Identify all lines in the listing that include the word "name", and copy them out.

☆ ☆ ☆ ☆ ☆ ☆ ☆

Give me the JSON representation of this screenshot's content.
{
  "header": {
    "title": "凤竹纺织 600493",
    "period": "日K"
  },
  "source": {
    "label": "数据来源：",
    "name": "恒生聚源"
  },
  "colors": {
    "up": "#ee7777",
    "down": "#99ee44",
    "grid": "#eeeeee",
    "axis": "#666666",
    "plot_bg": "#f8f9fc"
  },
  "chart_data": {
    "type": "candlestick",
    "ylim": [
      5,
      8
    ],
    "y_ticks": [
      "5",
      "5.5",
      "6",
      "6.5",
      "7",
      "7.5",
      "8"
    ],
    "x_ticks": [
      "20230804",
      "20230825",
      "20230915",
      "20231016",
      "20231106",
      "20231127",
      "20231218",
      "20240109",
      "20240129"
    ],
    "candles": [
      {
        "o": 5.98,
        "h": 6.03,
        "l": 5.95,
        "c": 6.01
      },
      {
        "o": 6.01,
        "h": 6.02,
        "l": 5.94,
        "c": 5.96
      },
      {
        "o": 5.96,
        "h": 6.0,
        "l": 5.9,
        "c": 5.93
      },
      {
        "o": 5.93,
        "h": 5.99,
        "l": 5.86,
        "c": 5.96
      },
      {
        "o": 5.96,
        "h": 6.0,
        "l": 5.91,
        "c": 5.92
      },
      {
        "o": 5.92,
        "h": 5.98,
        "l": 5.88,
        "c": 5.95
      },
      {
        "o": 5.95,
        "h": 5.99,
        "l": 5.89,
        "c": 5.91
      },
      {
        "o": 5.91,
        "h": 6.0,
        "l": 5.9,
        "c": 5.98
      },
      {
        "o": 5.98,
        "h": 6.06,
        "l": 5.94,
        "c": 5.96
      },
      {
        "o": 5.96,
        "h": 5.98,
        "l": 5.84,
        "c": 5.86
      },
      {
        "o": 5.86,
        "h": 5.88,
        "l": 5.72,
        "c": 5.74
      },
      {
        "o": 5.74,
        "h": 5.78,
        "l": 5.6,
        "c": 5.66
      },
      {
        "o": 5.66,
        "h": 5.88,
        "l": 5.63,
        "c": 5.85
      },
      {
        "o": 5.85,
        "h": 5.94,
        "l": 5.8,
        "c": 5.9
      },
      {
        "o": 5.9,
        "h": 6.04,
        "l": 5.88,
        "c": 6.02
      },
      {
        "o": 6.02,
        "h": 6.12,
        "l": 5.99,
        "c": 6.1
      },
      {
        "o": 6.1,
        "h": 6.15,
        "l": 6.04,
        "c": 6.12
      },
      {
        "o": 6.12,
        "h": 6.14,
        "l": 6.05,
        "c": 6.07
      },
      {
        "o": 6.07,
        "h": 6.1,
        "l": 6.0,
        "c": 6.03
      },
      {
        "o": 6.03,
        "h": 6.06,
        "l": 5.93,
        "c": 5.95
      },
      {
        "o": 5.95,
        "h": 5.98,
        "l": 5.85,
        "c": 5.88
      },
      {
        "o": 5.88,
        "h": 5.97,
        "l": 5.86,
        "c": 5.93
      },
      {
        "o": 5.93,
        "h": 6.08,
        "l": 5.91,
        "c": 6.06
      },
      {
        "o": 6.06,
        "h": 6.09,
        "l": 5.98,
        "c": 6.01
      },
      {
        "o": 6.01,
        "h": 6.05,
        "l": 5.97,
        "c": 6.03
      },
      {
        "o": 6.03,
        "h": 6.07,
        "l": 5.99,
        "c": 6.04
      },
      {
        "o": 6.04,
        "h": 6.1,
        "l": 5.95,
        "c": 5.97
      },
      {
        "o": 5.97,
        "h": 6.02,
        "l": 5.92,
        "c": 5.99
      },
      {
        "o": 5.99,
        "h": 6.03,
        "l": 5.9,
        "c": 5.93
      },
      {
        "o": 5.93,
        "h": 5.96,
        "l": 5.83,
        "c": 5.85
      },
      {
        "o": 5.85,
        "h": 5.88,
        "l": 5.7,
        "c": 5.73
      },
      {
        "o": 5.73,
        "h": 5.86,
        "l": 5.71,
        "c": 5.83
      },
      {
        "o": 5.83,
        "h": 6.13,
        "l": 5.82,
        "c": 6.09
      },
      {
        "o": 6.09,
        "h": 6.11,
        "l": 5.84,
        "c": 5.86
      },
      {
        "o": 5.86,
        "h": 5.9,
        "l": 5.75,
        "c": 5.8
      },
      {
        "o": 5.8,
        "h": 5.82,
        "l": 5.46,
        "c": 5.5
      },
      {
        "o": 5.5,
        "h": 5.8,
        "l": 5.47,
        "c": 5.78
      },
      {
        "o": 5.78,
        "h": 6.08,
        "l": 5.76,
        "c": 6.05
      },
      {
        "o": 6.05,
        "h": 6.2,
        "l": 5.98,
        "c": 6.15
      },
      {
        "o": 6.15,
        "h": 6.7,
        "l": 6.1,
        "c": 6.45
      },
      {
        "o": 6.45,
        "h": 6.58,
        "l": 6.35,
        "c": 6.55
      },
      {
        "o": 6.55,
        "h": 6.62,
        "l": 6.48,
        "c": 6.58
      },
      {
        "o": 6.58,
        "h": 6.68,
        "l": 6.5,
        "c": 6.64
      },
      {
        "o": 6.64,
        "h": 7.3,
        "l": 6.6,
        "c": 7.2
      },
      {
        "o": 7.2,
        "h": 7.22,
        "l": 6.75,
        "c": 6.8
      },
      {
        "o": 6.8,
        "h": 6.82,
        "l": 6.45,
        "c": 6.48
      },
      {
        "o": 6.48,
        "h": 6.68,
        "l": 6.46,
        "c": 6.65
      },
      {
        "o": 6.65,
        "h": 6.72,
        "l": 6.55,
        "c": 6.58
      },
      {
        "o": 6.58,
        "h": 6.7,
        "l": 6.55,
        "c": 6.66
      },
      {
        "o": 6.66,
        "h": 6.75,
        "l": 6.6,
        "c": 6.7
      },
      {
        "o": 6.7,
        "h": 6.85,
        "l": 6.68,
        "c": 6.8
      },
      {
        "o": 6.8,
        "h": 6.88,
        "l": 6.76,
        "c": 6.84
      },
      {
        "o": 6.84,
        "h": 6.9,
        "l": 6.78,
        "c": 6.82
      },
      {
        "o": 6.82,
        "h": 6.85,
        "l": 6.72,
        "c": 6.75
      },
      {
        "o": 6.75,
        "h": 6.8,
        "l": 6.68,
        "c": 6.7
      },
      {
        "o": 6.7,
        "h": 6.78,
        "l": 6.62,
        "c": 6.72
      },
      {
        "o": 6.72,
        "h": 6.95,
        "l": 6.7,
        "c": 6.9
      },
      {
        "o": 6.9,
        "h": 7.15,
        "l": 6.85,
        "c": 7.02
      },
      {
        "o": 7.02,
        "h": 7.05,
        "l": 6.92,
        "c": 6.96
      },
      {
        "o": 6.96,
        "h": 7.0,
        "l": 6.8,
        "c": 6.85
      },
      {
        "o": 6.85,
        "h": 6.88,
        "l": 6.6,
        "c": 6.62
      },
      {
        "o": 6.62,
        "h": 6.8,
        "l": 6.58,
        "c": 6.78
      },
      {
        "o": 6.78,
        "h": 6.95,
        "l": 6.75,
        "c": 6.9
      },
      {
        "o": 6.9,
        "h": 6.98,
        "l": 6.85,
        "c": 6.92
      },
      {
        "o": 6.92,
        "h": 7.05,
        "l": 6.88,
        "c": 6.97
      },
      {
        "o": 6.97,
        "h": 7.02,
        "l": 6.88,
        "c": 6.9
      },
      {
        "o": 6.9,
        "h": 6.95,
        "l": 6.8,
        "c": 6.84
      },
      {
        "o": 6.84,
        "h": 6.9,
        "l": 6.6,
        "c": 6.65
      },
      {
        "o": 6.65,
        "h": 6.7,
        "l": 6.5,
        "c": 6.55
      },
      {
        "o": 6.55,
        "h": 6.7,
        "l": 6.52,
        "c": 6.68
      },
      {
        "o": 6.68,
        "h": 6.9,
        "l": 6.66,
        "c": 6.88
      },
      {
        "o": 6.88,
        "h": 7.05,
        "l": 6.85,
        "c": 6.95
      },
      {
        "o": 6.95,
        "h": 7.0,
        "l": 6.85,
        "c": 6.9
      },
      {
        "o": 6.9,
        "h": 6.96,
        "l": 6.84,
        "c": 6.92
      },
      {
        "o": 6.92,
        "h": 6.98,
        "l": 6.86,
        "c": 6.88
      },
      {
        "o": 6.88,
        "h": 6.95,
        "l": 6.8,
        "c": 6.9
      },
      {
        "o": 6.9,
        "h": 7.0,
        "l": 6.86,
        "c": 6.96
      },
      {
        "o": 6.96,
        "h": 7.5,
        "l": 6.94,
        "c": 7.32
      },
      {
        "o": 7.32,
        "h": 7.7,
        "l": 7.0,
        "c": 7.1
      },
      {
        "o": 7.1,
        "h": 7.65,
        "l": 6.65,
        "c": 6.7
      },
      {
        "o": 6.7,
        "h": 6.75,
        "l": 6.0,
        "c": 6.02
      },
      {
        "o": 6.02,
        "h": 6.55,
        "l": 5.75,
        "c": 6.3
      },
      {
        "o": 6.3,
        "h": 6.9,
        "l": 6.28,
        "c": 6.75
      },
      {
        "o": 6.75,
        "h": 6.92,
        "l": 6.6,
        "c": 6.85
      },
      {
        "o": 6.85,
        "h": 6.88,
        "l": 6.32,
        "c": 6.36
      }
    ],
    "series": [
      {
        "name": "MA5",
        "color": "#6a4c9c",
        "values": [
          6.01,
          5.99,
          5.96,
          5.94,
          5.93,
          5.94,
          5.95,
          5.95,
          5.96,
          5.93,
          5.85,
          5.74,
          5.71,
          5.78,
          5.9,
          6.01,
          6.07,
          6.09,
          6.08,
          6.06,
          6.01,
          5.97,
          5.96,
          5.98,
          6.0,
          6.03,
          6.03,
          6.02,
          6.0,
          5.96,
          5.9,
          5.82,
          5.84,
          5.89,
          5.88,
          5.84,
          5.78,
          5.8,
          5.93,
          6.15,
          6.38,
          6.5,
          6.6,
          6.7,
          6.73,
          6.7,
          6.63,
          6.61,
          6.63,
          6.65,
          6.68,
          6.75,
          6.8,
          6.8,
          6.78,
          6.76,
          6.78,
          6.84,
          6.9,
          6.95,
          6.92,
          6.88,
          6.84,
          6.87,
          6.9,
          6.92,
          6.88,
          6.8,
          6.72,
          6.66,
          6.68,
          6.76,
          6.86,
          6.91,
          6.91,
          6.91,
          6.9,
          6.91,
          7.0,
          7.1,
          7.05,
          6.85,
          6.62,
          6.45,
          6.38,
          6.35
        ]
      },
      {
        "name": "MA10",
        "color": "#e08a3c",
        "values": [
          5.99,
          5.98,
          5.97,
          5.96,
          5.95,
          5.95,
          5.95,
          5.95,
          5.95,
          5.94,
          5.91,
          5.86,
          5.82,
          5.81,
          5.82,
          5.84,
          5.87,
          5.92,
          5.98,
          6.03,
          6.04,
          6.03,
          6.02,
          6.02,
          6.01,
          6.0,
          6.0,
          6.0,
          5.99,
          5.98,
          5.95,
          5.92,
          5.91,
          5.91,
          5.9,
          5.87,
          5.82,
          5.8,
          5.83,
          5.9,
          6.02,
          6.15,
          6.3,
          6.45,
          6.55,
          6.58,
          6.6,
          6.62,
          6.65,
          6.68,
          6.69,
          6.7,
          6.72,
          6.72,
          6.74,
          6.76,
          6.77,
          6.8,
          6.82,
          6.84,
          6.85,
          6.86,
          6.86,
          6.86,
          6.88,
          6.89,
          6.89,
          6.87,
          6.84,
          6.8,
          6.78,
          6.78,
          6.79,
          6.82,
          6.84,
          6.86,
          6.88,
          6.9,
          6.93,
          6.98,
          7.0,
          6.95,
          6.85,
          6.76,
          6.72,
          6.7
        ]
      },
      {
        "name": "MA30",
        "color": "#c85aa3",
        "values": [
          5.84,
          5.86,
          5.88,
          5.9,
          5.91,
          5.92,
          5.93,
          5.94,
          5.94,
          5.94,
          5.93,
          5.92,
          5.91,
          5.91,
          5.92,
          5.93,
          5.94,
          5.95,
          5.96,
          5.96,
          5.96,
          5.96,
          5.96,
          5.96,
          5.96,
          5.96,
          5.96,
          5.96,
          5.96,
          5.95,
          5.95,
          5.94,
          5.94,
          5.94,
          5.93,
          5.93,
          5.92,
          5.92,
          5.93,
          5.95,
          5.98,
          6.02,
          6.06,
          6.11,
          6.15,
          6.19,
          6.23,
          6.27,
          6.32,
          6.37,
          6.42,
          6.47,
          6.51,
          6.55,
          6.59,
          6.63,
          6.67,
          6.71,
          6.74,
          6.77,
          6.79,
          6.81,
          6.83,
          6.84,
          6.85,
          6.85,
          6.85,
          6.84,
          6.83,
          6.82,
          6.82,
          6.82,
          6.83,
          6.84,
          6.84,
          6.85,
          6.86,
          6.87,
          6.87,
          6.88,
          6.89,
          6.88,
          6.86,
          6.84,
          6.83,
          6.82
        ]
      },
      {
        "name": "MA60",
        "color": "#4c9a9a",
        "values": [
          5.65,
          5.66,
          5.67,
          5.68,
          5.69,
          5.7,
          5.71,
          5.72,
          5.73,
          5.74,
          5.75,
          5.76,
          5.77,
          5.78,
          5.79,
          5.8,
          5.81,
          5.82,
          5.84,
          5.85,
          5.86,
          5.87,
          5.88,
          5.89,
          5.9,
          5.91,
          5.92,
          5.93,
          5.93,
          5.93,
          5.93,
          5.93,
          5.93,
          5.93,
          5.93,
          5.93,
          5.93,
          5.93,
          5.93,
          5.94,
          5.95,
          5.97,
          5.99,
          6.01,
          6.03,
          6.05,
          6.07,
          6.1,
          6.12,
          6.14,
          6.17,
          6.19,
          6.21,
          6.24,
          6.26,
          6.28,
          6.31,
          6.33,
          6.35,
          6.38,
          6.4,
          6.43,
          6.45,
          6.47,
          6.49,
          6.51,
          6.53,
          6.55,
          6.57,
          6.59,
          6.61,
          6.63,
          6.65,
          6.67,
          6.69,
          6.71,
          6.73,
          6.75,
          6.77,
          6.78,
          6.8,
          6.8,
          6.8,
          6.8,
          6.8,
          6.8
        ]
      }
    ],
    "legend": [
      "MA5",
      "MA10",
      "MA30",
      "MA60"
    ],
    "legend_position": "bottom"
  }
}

☆ ☆ ☆ ☆ ☆ ☆ ☆

EXERCISE RESPONSE:
    "name": "恒生聚源"
        "name": "MA5",
        "name": "MA10",
        "name": "MA30",
        "name": "MA60",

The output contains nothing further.